Given exercise
Skip any picture you find and retype all the remaining lines exactly.

Exercise input
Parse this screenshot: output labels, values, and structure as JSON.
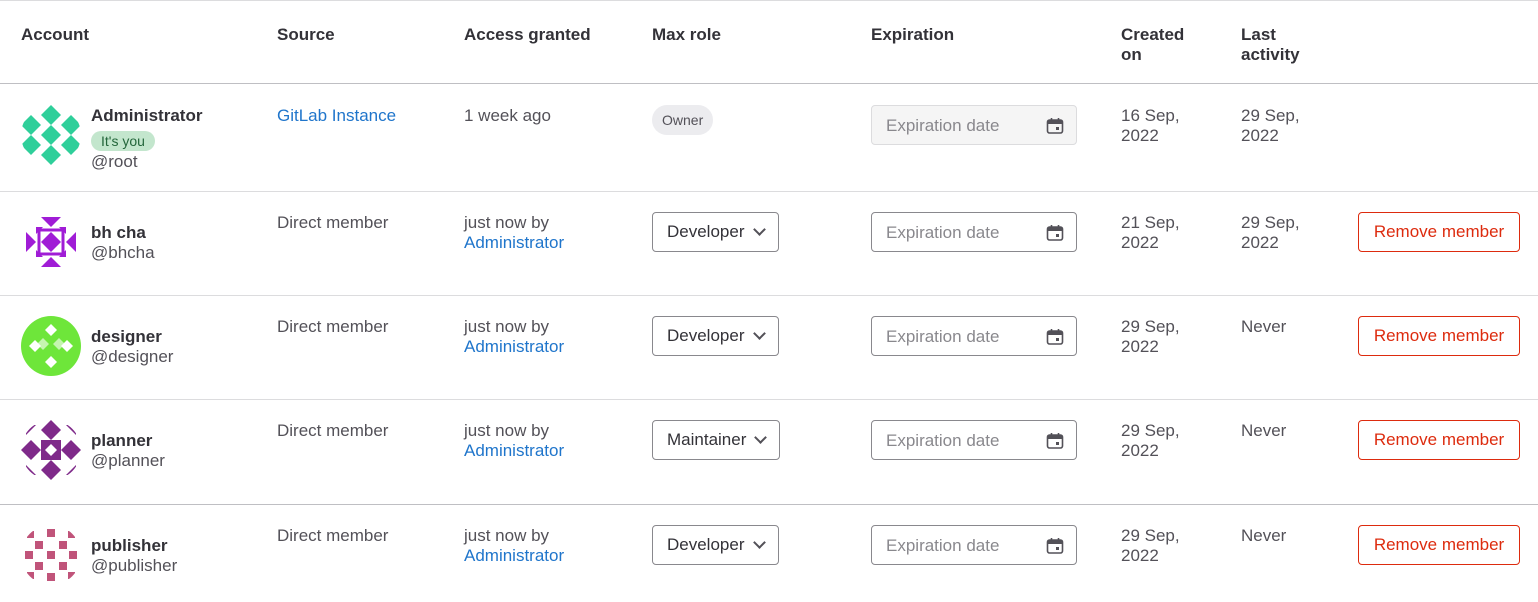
{
  "headers": {
    "account": "Account",
    "source": "Source",
    "access_granted": "Access granted",
    "max_role": "Max role",
    "expiration": "Expiration",
    "created_on_1": "Created",
    "created_on_2": "on",
    "last_activity_1": "Last",
    "last_activity_2": "activity"
  },
  "members": [
    {
      "name": "Administrator",
      "username": "@root",
      "badge": "It's you",
      "source": "GitLab Instance",
      "access_text": "1 week ago",
      "access_by": "",
      "role": "Owner",
      "expiration_placeholder": "Expiration date",
      "created_1": "16 Sep,",
      "created_2": "2022",
      "activity_1": "29 Sep,",
      "activity_2": "2022",
      "avatar_color": "#2fcf9a",
      "remove_label": ""
    },
    {
      "name": "bh cha",
      "username": "@bhcha",
      "source": "Direct member",
      "access_text": "just now by",
      "access_by": "Administrator",
      "role": "Developer",
      "expiration_placeholder": "Expiration date",
      "created_1": "21 Sep,",
      "created_2": "2022",
      "activity_1": "29 Sep,",
      "activity_2": "2022",
      "avatar_color": "#a01cd6",
      "remove_label": "Remove member"
    },
    {
      "name": "designer",
      "username": "@designer",
      "source": "Direct member",
      "access_text": "just now by",
      "access_by": "Administrator",
      "role": "Developer",
      "expiration_placeholder": "Expiration date",
      "created_1": "29 Sep,",
      "created_2": "2022",
      "activity_1": "Never",
      "activity_2": "",
      "avatar_color": "#6ee63a",
      "remove_label": "Remove member"
    },
    {
      "name": "planner",
      "username": "@planner",
      "source": "Direct member",
      "access_text": "just now by",
      "access_by": "Administrator",
      "role": "Maintainer",
      "expiration_placeholder": "Expiration date",
      "created_1": "29 Sep,",
      "created_2": "2022",
      "activity_1": "Never",
      "activity_2": "",
      "avatar_color": "#7f2a8a",
      "remove_label": "Remove member"
    },
    {
      "name": "publisher",
      "username": "@publisher",
      "source": "Direct member",
      "access_text": "just now by",
      "access_by": "Administrator",
      "role": "Developer",
      "expiration_placeholder": "Expiration date",
      "created_1": "29 Sep,",
      "created_2": "2022",
      "activity_1": "Never",
      "activity_2": "",
      "avatar_color": "#c0547a",
      "remove_label": "Remove member"
    }
  ],
  "icons": {
    "calendar": "calendar-icon",
    "chevron": "chevron-down-icon",
    "avatar": "identicon-avatar"
  },
  "colors": {
    "link": "#1f75cb",
    "danger": "#dd2b0e",
    "badge_bg": "#c3e6cd"
  }
}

Written answer
Parse this screenshot: output labels, values, and structure as JSON.
{
  "headers": {
    "account": "Account",
    "source": "Source",
    "access_granted": "Access granted",
    "max_role": "Max role",
    "expiration": "Expiration",
    "created_on_1": "Created",
    "created_on_2": "on",
    "last_activity_1": "Last",
    "last_activity_2": "activity"
  },
  "members": [
    {
      "name": "Administrator",
      "username": "@root",
      "badge": "It's you",
      "source": "GitLab Instance",
      "access_text": "1 week ago",
      "access_by": "",
      "role": "Owner",
      "expiration_placeholder": "Expiration date",
      "created_1": "16 Sep,",
      "created_2": "2022",
      "activity_1": "29 Sep,",
      "activity_2": "2022",
      "avatar_color": "#2fcf9a",
      "remove_label": ""
    },
    {
      "name": "bh cha",
      "username": "@bhcha",
      "source": "Direct member",
      "access_text": "just now by",
      "access_by": "Administrator",
      "role": "Developer",
      "expiration_placeholder": "Expiration date",
      "created_1": "21 Sep,",
      "created_2": "2022",
      "activity_1": "29 Sep,",
      "activity_2": "2022",
      "avatar_color": "#a01cd6",
      "remove_label": "Remove member"
    },
    {
      "name": "designer",
      "username": "@designer",
      "source": "Direct member",
      "access_text": "just now by",
      "access_by": "Administrator",
      "role": "Developer",
      "expiration_placeholder": "Expiration date",
      "created_1": "29 Sep,",
      "created_2": "2022",
      "activity_1": "Never",
      "activity_2": "",
      "avatar_color": "#6ee63a",
      "remove_label": "Remove member"
    },
    {
      "name": "planner",
      "username": "@planner",
      "source": "Direct member",
      "access_text": "just now by",
      "access_by": "Administrator",
      "role": "Maintainer",
      "expiration_placeholder": "Expiration date",
      "created_1": "29 Sep,",
      "created_2": "2022",
      "activity_1": "Never",
      "activity_2": "",
      "avatar_color": "#7f2a8a",
      "remove_label": "Remove member"
    },
    {
      "name": "publisher",
      "username": "@publisher",
      "source": "Direct member",
      "access_text": "just now by",
      "access_by": "Administrator",
      "role": "Developer",
      "expiration_placeholder": "Expiration date",
      "created_1": "29 Sep,",
      "created_2": "2022",
      "activity_1": "Never",
      "activity_2": "",
      "avatar_color": "#c0547a",
      "remove_label": "Remove member"
    }
  ],
  "icons": {
    "calendar": "calendar-icon",
    "chevron": "chevron-down-icon",
    "avatar": "identicon-avatar"
  },
  "colors": {
    "link": "#1f75cb",
    "danger": "#dd2b0e",
    "badge_bg": "#c3e6cd"
  }
}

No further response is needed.